---------- DATA ENTRIES

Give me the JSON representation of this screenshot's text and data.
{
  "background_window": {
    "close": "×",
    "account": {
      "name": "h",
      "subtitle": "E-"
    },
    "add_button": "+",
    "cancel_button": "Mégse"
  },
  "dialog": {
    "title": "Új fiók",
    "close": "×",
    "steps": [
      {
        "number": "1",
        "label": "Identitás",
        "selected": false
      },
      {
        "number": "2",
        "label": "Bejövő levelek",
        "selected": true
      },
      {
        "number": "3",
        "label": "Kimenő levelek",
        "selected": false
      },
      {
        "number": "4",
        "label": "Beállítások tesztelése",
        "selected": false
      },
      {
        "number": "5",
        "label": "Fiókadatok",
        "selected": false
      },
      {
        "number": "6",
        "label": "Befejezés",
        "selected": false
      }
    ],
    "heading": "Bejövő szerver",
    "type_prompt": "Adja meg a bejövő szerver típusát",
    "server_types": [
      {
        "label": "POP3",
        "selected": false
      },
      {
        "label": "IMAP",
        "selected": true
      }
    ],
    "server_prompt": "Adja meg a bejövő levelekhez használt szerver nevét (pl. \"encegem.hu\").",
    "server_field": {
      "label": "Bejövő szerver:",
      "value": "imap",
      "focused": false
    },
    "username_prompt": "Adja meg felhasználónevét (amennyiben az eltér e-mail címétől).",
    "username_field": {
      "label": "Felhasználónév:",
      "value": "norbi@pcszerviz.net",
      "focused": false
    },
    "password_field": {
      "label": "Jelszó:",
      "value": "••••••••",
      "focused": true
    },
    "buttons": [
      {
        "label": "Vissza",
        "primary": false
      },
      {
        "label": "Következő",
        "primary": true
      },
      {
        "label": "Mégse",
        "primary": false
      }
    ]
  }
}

--------------------

■ **TASK REQUIREMENTS**: Copy out the material word for word and line for line.

■ **EXERCISE OUTPUT**:
Give me the JSON representation of this screenshot's text and data.
{
  "background_window": {
    "close": "×",
    "account": {
      "name": "h",
      "subtitle": "E-"
    },
    "add_button": "+",
    "cancel_button": "Mégse"
  },
  "dialog": {
    "title": "Új fiók",
    "close": "×",
    "steps": [
      {
        "number": "1",
        "label": "Identitás",
        "selected": false
      },
      {
        "number": "2",
        "label": "Bejövő levelek",
        "selected": true
      },
      {
        "number": "3",
        "label": "Kimenő levelek",
        "selected": false
      },
      {
        "number": "4",
        "label": "Beállítások tesztelése",
        "selected": false
      },
      {
        "number": "5",
        "label": "Fiókadatok",
        "selected": false
      },
      {
        "number": "6",
        "label": "Befejezés",
        "selected": false
      }
    ],
    "heading": "Bejövő szerver",
    "type_prompt": "Adja meg a bejövő szerver típusát",
    "server_types": [
      {
        "label": "POP3",
        "selected": false
      },
      {
        "label": "IMAP",
        "selected": true
      }
    ],
    "server_prompt": "Adja meg a bejövő levelekhez használt szerver nevét (pl. \"encegem.hu\").",
    "server_field": {
      "label": "Bejövő szerver:",
      "value": "imap",
      "focused": false
    },
    "username_prompt": "Adja meg felhasználónevét (amennyiben az eltér e-mail címétől).",
    "username_field": {
      "label": "Felhasználónév:",
      "value": "norbi@pcszerviz.net",
      "focused": false
    },
    "password_field": {
      "label": "Jelszó:",
      "value": "••••••••",
      "focused": true
    },
    "buttons": [
      {
        "label": "Vissza",
        "primary": false
      },
      {
        "label": "Következő",
        "primary": true
      },
      {
        "label": "Mégse",
        "primary": false
      }
    ]
  }
}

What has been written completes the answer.